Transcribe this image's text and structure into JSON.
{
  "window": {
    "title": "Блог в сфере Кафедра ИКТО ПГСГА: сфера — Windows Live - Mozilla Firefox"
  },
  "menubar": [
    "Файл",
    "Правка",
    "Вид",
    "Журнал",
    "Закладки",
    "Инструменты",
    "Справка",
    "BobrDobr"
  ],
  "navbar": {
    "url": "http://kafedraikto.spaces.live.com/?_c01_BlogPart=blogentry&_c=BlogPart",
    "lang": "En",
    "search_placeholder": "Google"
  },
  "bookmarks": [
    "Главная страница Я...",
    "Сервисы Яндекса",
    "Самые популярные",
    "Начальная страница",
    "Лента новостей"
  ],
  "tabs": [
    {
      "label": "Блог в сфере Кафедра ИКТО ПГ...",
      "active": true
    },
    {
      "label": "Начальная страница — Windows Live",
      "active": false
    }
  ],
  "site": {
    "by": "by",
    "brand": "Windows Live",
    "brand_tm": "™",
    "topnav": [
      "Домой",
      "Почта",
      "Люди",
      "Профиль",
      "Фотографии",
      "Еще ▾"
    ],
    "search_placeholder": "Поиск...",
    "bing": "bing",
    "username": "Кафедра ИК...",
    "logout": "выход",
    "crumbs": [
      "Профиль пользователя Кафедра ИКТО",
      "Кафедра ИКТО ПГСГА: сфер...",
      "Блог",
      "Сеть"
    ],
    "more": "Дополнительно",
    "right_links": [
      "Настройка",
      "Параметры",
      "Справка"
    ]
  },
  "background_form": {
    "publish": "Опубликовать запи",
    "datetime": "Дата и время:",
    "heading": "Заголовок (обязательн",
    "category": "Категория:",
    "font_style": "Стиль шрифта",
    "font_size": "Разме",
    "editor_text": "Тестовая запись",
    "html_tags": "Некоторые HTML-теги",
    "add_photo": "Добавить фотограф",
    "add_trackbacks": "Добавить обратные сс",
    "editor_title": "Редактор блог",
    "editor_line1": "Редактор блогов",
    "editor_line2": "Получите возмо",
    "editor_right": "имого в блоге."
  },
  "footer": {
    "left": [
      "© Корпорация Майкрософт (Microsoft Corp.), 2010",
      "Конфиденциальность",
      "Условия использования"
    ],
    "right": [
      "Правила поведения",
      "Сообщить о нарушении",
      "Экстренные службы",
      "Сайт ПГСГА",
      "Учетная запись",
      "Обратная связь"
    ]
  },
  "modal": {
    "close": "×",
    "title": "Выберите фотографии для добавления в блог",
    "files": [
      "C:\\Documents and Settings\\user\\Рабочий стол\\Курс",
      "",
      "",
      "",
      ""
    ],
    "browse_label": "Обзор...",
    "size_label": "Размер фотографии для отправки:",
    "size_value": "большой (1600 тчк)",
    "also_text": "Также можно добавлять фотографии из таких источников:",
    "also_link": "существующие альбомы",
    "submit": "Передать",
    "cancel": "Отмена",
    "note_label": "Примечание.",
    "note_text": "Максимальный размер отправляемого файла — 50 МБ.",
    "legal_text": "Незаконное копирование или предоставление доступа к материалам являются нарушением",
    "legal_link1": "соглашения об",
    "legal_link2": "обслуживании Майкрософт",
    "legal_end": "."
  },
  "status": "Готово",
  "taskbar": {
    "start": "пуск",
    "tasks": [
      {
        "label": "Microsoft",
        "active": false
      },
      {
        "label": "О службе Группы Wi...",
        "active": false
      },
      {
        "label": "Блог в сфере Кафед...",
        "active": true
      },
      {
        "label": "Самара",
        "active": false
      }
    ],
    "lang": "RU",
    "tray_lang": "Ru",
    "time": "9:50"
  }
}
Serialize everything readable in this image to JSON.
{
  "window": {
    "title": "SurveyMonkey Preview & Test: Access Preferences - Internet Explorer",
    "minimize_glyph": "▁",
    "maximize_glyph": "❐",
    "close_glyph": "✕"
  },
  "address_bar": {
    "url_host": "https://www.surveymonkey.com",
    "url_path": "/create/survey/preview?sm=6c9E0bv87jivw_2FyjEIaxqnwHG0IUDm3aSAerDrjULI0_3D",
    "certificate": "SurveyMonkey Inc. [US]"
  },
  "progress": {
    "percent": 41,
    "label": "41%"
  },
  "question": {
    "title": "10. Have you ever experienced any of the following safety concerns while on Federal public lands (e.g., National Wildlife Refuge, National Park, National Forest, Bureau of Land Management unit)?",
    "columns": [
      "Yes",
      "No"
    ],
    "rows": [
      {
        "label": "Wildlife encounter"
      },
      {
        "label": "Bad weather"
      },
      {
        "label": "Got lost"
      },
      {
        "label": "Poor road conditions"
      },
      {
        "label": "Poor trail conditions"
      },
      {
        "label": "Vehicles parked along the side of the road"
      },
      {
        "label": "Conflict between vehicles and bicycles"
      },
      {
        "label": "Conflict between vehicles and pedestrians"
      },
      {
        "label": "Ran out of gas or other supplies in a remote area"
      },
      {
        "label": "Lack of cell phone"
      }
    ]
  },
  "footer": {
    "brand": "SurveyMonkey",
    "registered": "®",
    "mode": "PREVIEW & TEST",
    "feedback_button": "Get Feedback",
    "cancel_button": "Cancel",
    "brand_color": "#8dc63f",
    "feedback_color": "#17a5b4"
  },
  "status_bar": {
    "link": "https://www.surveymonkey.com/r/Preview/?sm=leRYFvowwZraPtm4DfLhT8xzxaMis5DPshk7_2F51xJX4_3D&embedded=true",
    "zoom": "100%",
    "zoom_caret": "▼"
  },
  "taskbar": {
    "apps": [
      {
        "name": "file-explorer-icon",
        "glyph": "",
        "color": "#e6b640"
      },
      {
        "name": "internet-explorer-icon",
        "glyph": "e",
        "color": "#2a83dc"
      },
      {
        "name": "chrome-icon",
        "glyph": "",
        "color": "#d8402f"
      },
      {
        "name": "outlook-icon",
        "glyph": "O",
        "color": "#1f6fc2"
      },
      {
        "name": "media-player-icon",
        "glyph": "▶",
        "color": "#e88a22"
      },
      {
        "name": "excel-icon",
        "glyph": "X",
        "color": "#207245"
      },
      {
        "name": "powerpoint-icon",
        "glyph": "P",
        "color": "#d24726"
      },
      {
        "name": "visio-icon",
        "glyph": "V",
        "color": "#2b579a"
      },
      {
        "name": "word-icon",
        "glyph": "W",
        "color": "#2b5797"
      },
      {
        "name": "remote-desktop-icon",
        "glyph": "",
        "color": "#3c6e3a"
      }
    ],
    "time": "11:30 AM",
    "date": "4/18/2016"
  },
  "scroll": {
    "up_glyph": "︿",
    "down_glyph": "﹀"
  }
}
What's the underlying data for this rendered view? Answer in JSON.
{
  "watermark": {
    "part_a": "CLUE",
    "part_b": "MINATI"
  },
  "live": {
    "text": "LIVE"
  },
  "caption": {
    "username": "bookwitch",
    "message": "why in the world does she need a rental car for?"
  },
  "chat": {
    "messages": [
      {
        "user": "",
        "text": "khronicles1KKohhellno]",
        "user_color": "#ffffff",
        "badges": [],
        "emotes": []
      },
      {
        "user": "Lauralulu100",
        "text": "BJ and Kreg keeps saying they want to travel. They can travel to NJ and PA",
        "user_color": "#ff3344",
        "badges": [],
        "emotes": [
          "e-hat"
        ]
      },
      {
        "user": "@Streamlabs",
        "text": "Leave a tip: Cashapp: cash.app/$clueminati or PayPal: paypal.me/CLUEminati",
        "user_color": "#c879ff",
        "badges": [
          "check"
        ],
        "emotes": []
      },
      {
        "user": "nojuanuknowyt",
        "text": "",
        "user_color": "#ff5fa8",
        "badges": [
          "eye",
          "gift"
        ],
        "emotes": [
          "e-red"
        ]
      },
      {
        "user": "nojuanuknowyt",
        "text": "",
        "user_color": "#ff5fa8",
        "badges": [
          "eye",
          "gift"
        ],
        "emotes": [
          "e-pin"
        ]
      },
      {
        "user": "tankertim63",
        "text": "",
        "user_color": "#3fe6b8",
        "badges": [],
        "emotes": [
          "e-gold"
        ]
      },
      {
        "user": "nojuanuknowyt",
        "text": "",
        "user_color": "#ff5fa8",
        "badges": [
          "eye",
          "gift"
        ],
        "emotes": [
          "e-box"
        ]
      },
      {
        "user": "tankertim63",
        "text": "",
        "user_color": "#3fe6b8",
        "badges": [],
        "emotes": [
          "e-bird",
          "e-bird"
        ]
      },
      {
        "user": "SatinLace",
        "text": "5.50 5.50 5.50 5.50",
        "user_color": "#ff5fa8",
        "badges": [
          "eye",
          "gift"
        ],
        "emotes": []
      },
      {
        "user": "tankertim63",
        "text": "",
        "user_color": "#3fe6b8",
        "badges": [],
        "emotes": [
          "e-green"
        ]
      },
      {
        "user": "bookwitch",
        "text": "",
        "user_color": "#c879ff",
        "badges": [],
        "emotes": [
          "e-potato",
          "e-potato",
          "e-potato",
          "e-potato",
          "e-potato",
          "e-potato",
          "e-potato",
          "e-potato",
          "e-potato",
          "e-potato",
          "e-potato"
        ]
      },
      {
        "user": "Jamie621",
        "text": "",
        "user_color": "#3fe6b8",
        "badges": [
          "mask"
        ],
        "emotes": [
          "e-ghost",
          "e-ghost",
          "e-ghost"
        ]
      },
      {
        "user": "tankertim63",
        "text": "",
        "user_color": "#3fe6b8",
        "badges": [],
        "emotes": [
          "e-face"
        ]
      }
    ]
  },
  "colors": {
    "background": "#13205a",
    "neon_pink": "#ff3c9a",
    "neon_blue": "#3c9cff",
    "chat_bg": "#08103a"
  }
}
***
### Task to carry out:
From the data above, copy out every line with the string "JSON" in it.

### Solution:
Transcribe this image's text and structure into JSON.
Serialize everything readable in this image to JSON.
What's the underlying data for this rendered view? Answer in JSON.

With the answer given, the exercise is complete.